Task instructions:
Only lines holding the string "title" are wanted; copy each one from the material.

(Chart and figure data)
-*-

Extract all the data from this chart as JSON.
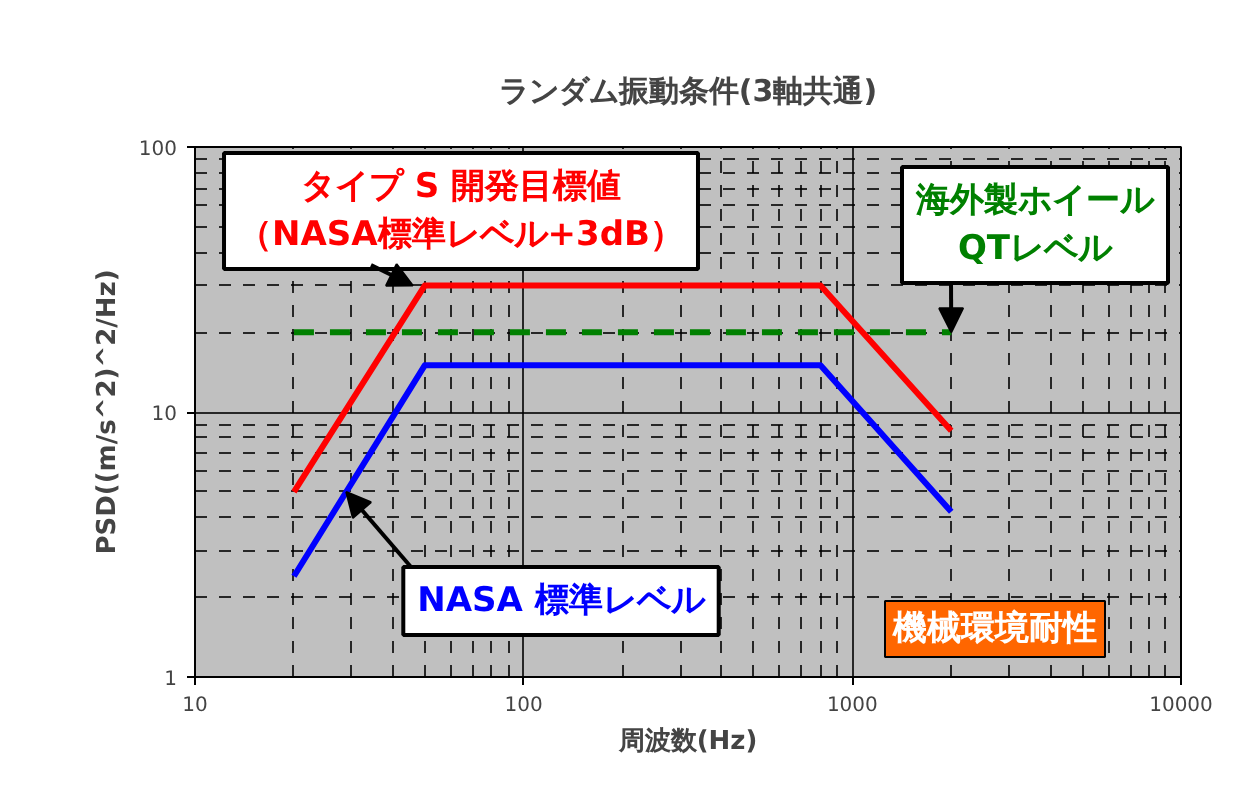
{
  "chart_data": {
    "type": "line",
    "title": "ランダム振動条件(3軸共通)",
    "xlabel": "周波数(Hz)",
    "ylabel": "PSD((m/s^2)^2/Hz)",
    "log": "xy",
    "xlim": [
      10,
      10000
    ],
    "ylim": [
      1,
      100
    ],
    "xticks": [
      10,
      100,
      1000,
      10000
    ],
    "yticks": [
      1,
      10,
      100
    ],
    "grid": true,
    "series": [
      {
        "name": "タイプ S 開発目標値（NASA標準レベル+3dB）",
        "color": "#ff0000",
        "x": [
          20,
          50,
          800,
          2000
        ],
        "values": [
          5,
          30,
          30,
          8.5
        ]
      },
      {
        "name": "NASA 標準レベル",
        "color": "#0000ff",
        "x": [
          20,
          50,
          800,
          2000
        ],
        "values": [
          2.4,
          15,
          15,
          4.2
        ]
      },
      {
        "name": "海外製ホイールQTレベル",
        "color": "#008000",
        "x": [
          20,
          2000
        ],
        "values": [
          20,
          20
        ],
        "line_style": "dashed"
      }
    ],
    "annotations": [
      "機械環境耐性"
    ]
  }
}
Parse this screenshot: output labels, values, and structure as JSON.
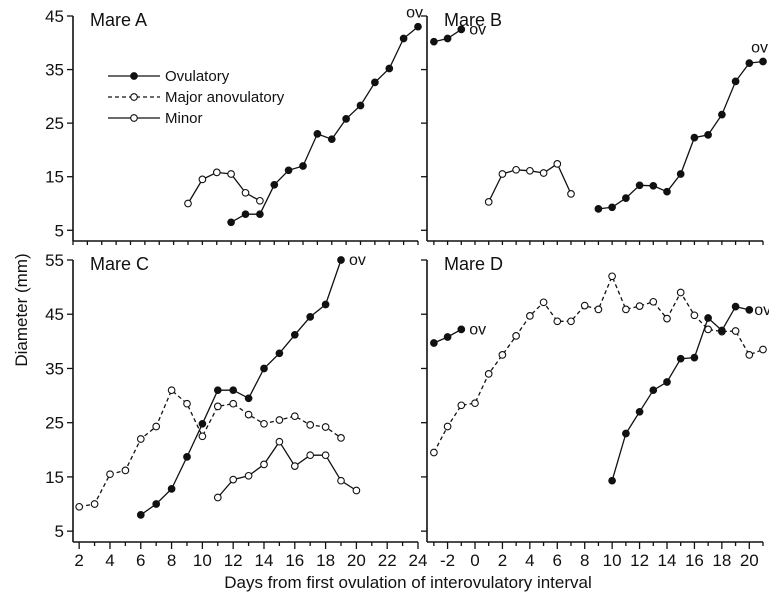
{
  "chart_data": {
    "type": "line",
    "ylabel": "Diameter (mm)",
    "xlabel": "Days from first ovulation of interovulatory interval",
    "legend": {
      "placement": "top-left of Mare A panel",
      "entries": [
        {
          "label": "Ovulatory",
          "style": "ovulatory"
        },
        {
          "label": "Major anovulatory",
          "style": "major"
        },
        {
          "label": "Minor",
          "style": "minor"
        }
      ]
    },
    "series_styles": {
      "ovulatory": {
        "line": "solid",
        "marker": "filled"
      },
      "major": {
        "line": "dashed",
        "marker": "open"
      },
      "minor": {
        "line": "solid",
        "marker": "open"
      }
    },
    "panels": [
      {
        "id": "A",
        "title": "Mare A",
        "xlim": [
          0,
          24
        ],
        "ylim": [
          3,
          45
        ],
        "yticks": [
          5,
          15,
          25,
          35,
          45
        ],
        "series": [
          {
            "style": "minor",
            "x": [
              8,
              9,
              10,
              11,
              12,
              13
            ],
            "y": [
              10,
              14.5,
              15.8,
              15.5,
              12,
              10.5
            ]
          },
          {
            "style": "ovulatory",
            "x": [
              11,
              12,
              13,
              14,
              15,
              16,
              17,
              18,
              19,
              20,
              21,
              22,
              23,
              24
            ],
            "y": [
              6.5,
              8,
              8,
              13.5,
              16.2,
              17,
              23,
              22,
              25.8,
              28.3,
              32.6,
              35.2,
              40.8,
              43
            ],
            "ov_label": "ov"
          }
        ]
      },
      {
        "id": "B",
        "title": "Mare B",
        "xlim": [
          -3.5,
          21
        ],
        "ylim": [
          3,
          45
        ],
        "yticks": [
          5,
          15,
          25,
          35,
          45
        ],
        "series": [
          {
            "style": "ovulatory",
            "x": [
              -3,
              -2,
              -1
            ],
            "y": [
              40.2,
              40.8,
              42.5
            ],
            "ov_label": "ov"
          },
          {
            "style": "minor",
            "x": [
              1,
              2,
              3,
              4,
              5,
              6,
              7
            ],
            "y": [
              10.3,
              15.5,
              16.3,
              16.1,
              15.7,
              17.4,
              11.8
            ]
          },
          {
            "style": "ovulatory",
            "x": [
              9,
              10,
              11,
              12,
              13,
              14,
              15,
              16,
              17,
              18,
              19,
              20,
              21
            ],
            "y": [
              9,
              9.3,
              11,
              13.4,
              13.3,
              12.2,
              15.5,
              22.3,
              22.8,
              26.6,
              32.8,
              36.2,
              36.5
            ],
            "ov_label": "ov"
          }
        ]
      },
      {
        "id": "C",
        "title": "Mare C",
        "xlim": [
          1.6,
          24
        ],
        "xticks": [
          2,
          4,
          6,
          8,
          10,
          12,
          14,
          16,
          18,
          20,
          22,
          24
        ],
        "ylim": [
          3,
          55
        ],
        "yticks": [
          5,
          15,
          25,
          35,
          45,
          55
        ],
        "series": [
          {
            "style": "major",
            "x": [
              2,
              3,
              4,
              5,
              6,
              7,
              8,
              9,
              10,
              11,
              12,
              13,
              14,
              15,
              16,
              17,
              18,
              19
            ],
            "y": [
              9.5,
              10,
              15.5,
              16.2,
              22,
              24.3,
              31,
              28.5,
              22.5,
              28,
              28.5,
              26.5,
              24.8,
              25.5,
              26.2,
              24.6,
              24.2,
              22.2
            ]
          },
          {
            "style": "ovulatory",
            "x": [
              6,
              7,
              8,
              9,
              10,
              11,
              12,
              13,
              14,
              15,
              16,
              17,
              18,
              19
            ],
            "y": [
              8,
              10,
              12.8,
              18.7,
              24.8,
              31,
              31,
              29.5,
              35,
              37.8,
              41.2,
              44.5,
              46.8,
              55
            ],
            "ov_label": "ov"
          },
          {
            "style": "minor",
            "x": [
              11,
              12,
              13,
              14,
              15,
              16,
              17,
              18,
              19,
              20
            ],
            "y": [
              11.2,
              14.5,
              15.2,
              17.3,
              21.5,
              17,
              19,
              19,
              14.3,
              12.5
            ]
          }
        ]
      },
      {
        "id": "D",
        "title": "Mare D",
        "xlim": [
          -3.5,
          21
        ],
        "xticks": [
          -2,
          0,
          2,
          4,
          6,
          8,
          10,
          12,
          14,
          16,
          18,
          20
        ],
        "ylim": [
          3,
          55
        ],
        "yticks": [
          5,
          15,
          25,
          35,
          45,
          55
        ],
        "series": [
          {
            "style": "ovulatory",
            "x": [
              -3,
              -2,
              -1
            ],
            "y": [
              39.7,
              40.8,
              42.2
            ],
            "ov_label": "ov"
          },
          {
            "style": "major",
            "x": [
              -3,
              -2,
              -1,
              0,
              1,
              2,
              3,
              4,
              5,
              6,
              7,
              8,
              9,
              10,
              11,
              12,
              13,
              14,
              15,
              16,
              17,
              18,
              19,
              20,
              21
            ],
            "y": [
              19.5,
              24.3,
              28.2,
              28.6,
              34,
              37.5,
              41,
              44.7,
              47.2,
              43.7,
              43.7,
              46.6,
              45.9,
              52,
              45.9,
              46.5,
              47.3,
              44.2,
              49,
              44.8,
              42.2,
              41.8,
              41.9,
              37.5,
              38.5
            ]
          },
          {
            "style": "ovulatory",
            "x": [
              10,
              11,
              12,
              13,
              14,
              15,
              16,
              17,
              18,
              19,
              20
            ],
            "y": [
              14.3,
              23,
              27,
              31,
              32.5,
              36.8,
              37,
              44.3,
              42,
              46.4,
              45.8
            ],
            "ov_label": "ov"
          }
        ]
      }
    ]
  }
}
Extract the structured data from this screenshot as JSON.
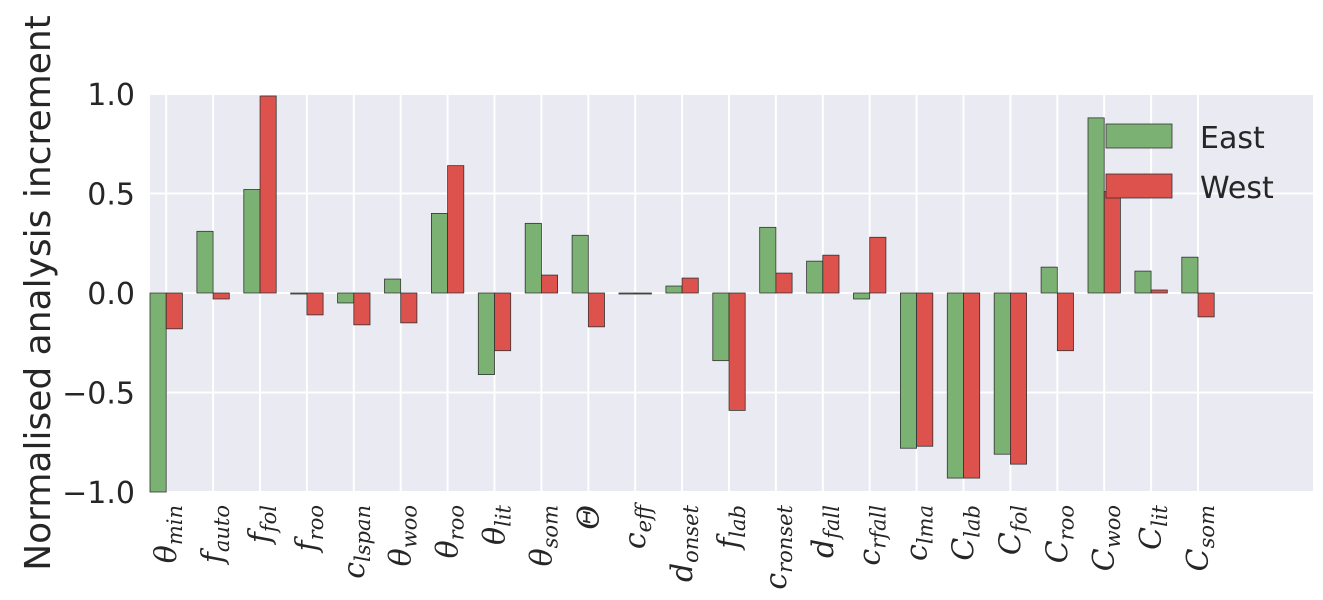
{
  "chart_data": {
    "type": "bar",
    "title": "",
    "xlabel": "",
    "ylabel": "Normalised analysis increment",
    "ylim": [
      -1.0,
      1.0
    ],
    "yticks": [
      1.0,
      0.5,
      0.0,
      -0.5,
      -1.0
    ],
    "ytick_labels": [
      "1.0",
      "0.5",
      "0.0",
      "−0.5",
      "−1.0"
    ],
    "grid": true,
    "legend_position": "top-right",
    "categories": [
      "θmin",
      "fauto",
      "ffol",
      "froo",
      "clspan",
      "θwoo",
      "θroo",
      "θlit",
      "θsom",
      "Θ",
      "ceff",
      "donset",
      "flab",
      "cronset",
      "dfall",
      "crfall",
      "clma",
      "Clab",
      "Cfol",
      "Croo",
      "Cwoo",
      "Clit",
      "Csom"
    ],
    "category_labels": [
      {
        "base": "θ",
        "sub": "min"
      },
      {
        "base": "f",
        "sub": "auto"
      },
      {
        "base": "f",
        "sub": "fol"
      },
      {
        "base": "f",
        "sub": "roo"
      },
      {
        "base": "c",
        "sub": "lspan"
      },
      {
        "base": "θ",
        "sub": "woo"
      },
      {
        "base": "θ",
        "sub": "roo"
      },
      {
        "base": "θ",
        "sub": "lit"
      },
      {
        "base": "θ",
        "sub": "som"
      },
      {
        "base": "Θ",
        "sub": ""
      },
      {
        "base": "c",
        "sub": "eff"
      },
      {
        "base": "d",
        "sub": "onset"
      },
      {
        "base": "f",
        "sub": "lab"
      },
      {
        "base": "c",
        "sub": "ronset"
      },
      {
        "base": "d",
        "sub": "fall"
      },
      {
        "base": "c",
        "sub": "rfall"
      },
      {
        "base": "c",
        "sub": "lma"
      },
      {
        "base": "C",
        "sub": "lab"
      },
      {
        "base": "C",
        "sub": "fol"
      },
      {
        "base": "C",
        "sub": "roo"
      },
      {
        "base": "C",
        "sub": "woo"
      },
      {
        "base": "C",
        "sub": "lit"
      },
      {
        "base": "C",
        "sub": "som"
      }
    ],
    "series": [
      {
        "name": "East",
        "color": "#7bb274",
        "values": [
          -1.0,
          0.31,
          0.52,
          -0.005,
          -0.05,
          0.07,
          0.4,
          -0.41,
          0.35,
          0.29,
          -0.005,
          0.035,
          -0.34,
          0.33,
          0.16,
          -0.03,
          -0.78,
          -0.93,
          -0.81,
          0.13,
          0.88,
          0.11,
          0.18
        ]
      },
      {
        "name": "West",
        "color": "#dd524c",
        "values": [
          -0.18,
          -0.03,
          0.99,
          -0.11,
          -0.16,
          -0.15,
          0.64,
          -0.29,
          0.09,
          -0.17,
          -0.005,
          0.075,
          -0.59,
          0.1,
          0.19,
          0.28,
          -0.77,
          -0.93,
          -0.86,
          -0.29,
          0.51,
          0.015,
          -0.12
        ]
      }
    ]
  }
}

-*-

Written response:
    "title": "ランダム振動条件(3軸共通)",
        "title": "Mare A",
        "title": "Mare B",
        "title": "Mare C",
        "title": "Mare D",
    "title": "",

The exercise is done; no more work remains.